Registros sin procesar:

=-=-=-=-=

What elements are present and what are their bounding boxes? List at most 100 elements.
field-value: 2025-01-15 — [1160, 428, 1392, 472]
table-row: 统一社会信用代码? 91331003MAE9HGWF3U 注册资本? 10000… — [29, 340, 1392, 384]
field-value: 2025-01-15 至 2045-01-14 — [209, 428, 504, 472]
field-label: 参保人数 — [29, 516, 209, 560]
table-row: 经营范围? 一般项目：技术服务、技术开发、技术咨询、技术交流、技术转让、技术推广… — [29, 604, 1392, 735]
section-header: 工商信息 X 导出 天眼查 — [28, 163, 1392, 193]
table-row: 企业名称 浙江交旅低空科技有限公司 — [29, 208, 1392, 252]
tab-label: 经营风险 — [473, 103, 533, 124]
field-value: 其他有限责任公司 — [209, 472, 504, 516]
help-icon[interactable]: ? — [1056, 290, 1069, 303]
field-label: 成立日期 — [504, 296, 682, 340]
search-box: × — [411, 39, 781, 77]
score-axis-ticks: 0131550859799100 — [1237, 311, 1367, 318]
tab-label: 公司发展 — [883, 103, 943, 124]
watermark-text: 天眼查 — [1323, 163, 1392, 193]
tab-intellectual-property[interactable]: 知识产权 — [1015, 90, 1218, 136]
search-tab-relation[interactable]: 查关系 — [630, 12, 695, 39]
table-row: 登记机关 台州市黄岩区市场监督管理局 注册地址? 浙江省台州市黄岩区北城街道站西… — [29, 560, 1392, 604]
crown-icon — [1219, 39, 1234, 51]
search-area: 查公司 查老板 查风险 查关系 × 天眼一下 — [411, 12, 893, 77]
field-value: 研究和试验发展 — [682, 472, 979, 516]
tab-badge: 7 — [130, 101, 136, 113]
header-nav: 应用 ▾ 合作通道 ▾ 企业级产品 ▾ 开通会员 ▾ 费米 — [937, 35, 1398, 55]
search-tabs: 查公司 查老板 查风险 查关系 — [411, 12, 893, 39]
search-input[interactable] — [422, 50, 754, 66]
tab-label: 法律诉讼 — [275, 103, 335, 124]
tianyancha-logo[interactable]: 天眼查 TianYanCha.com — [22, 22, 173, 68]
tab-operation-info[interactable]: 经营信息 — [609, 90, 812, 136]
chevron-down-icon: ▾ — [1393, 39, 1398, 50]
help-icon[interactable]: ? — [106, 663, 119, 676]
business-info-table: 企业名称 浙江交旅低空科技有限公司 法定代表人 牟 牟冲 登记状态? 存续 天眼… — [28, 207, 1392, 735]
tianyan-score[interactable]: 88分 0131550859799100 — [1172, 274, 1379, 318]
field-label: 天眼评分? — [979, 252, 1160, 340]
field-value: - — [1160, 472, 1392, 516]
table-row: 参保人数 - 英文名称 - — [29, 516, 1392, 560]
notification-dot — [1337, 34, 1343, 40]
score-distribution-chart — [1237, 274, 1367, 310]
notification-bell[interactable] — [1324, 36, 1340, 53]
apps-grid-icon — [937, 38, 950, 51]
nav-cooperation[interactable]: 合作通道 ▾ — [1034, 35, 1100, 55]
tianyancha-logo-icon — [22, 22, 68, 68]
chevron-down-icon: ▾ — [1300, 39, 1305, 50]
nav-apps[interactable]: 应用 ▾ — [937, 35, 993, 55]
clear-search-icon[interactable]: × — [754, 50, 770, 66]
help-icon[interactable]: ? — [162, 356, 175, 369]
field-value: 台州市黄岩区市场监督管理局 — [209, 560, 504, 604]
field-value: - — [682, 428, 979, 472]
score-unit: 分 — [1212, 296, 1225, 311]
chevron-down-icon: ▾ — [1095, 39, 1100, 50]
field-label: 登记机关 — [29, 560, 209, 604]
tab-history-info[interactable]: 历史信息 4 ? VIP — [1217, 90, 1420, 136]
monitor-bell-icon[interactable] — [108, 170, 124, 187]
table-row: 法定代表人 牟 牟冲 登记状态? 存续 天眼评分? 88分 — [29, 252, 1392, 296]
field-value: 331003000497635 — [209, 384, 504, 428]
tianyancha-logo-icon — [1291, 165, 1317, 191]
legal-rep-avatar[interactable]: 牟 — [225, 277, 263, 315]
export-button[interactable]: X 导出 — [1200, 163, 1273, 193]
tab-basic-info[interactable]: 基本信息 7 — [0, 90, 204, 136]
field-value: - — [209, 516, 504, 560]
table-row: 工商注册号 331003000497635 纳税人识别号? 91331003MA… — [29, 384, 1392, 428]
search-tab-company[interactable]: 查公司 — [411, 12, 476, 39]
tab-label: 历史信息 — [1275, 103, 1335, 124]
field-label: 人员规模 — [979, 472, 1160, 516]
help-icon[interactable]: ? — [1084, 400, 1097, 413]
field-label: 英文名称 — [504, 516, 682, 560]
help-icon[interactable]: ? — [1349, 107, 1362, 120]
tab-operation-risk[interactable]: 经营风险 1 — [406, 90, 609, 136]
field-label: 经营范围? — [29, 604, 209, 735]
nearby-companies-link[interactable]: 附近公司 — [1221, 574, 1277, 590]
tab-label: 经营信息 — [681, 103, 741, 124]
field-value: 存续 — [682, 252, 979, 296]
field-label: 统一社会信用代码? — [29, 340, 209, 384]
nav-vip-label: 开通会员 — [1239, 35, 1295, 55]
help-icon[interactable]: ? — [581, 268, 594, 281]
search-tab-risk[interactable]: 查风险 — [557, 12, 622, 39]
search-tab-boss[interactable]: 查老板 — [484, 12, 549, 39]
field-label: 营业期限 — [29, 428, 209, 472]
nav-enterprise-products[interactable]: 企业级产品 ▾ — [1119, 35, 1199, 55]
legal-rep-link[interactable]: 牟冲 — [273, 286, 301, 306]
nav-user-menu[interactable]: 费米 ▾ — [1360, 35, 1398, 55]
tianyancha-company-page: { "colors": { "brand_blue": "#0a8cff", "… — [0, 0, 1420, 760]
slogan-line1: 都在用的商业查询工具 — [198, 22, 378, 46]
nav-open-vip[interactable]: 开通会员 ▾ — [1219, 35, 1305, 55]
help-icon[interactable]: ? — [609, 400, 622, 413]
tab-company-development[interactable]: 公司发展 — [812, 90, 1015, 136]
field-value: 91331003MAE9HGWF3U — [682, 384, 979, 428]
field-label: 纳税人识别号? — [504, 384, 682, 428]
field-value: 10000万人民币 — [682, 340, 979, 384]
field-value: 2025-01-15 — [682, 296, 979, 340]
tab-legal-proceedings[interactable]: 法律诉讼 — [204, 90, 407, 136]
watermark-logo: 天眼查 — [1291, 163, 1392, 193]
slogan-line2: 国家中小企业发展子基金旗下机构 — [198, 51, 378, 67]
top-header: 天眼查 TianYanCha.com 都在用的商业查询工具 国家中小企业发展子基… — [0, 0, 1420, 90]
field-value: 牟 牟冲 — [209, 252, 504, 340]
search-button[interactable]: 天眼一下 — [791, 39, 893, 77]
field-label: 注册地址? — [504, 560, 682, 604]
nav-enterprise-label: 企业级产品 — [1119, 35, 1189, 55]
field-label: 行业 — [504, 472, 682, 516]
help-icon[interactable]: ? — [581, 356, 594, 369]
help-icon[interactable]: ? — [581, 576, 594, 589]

=-=-=-=-=

▶ **Problema a resolver**:
Presenta como tabla Markdown todo lo que va desde el comienzo de los registros hasta la línea que contiene "watermark-text: 天眼查 — [1323, 163, 1392, 193]", ambas incluidas. Pon el número de fila en la columna «N.º» y la línea en la columna «Línea», y omite las líneas en blanco.

▶ **Respuesta completa**:
| N.º | Línea |
|---|---|
| 1 | What elements are present and what are their bounding boxes? List at most 100 elements. |
| 2 | field-value: 2025-01-15 — [1160, 428, 1392, 472] |
| 3 | table-row: 统一社会信用代码? 91331003MAE9HGWF3U 注册资本? 10000… — [29, 340, 1392, 384] |
| 4 | field-value: 2025-01-15 至 2045-01-14 — [209, 428, 504, 472] |
| 5 | field-label: 参保人数 — [29, 516, 209, 560] |
| 6 | table-row: 经营范围? 一般项目：技术服务、技术开发、技术咨询、技术交流、技术转让、技术推广… — [29, 604, 1392, 735] |
| 7 | section-header: 工商信息 X 导出 天眼查 — [28, 163, 1392, 193] |
| 8 | table-row: 企业名称 浙江交旅低空科技有限公司 — [29, 208, 1392, 252] |
| 9 | tab-label: 经营风险 — [473, 103, 533, 124] |
| 10 | field-value: 其他有限责任公司 — [209, 472, 504, 516] |
| 11 | help-icon[interactable]: ? — [1056, 290, 1069, 303] |
| 12 | field-label: 成立日期 — [504, 296, 682, 340] |
| 13 | search-box: × — [411, 39, 781, 77] |
| 14 | score-axis-ticks: 0131550859799100 — [1237, 311, 1367, 318] |
| 15 | tab-label: 公司发展 — [883, 103, 943, 124] |
| 16 | watermark-text: 天眼查 — [1323, 163, 1392, 193] |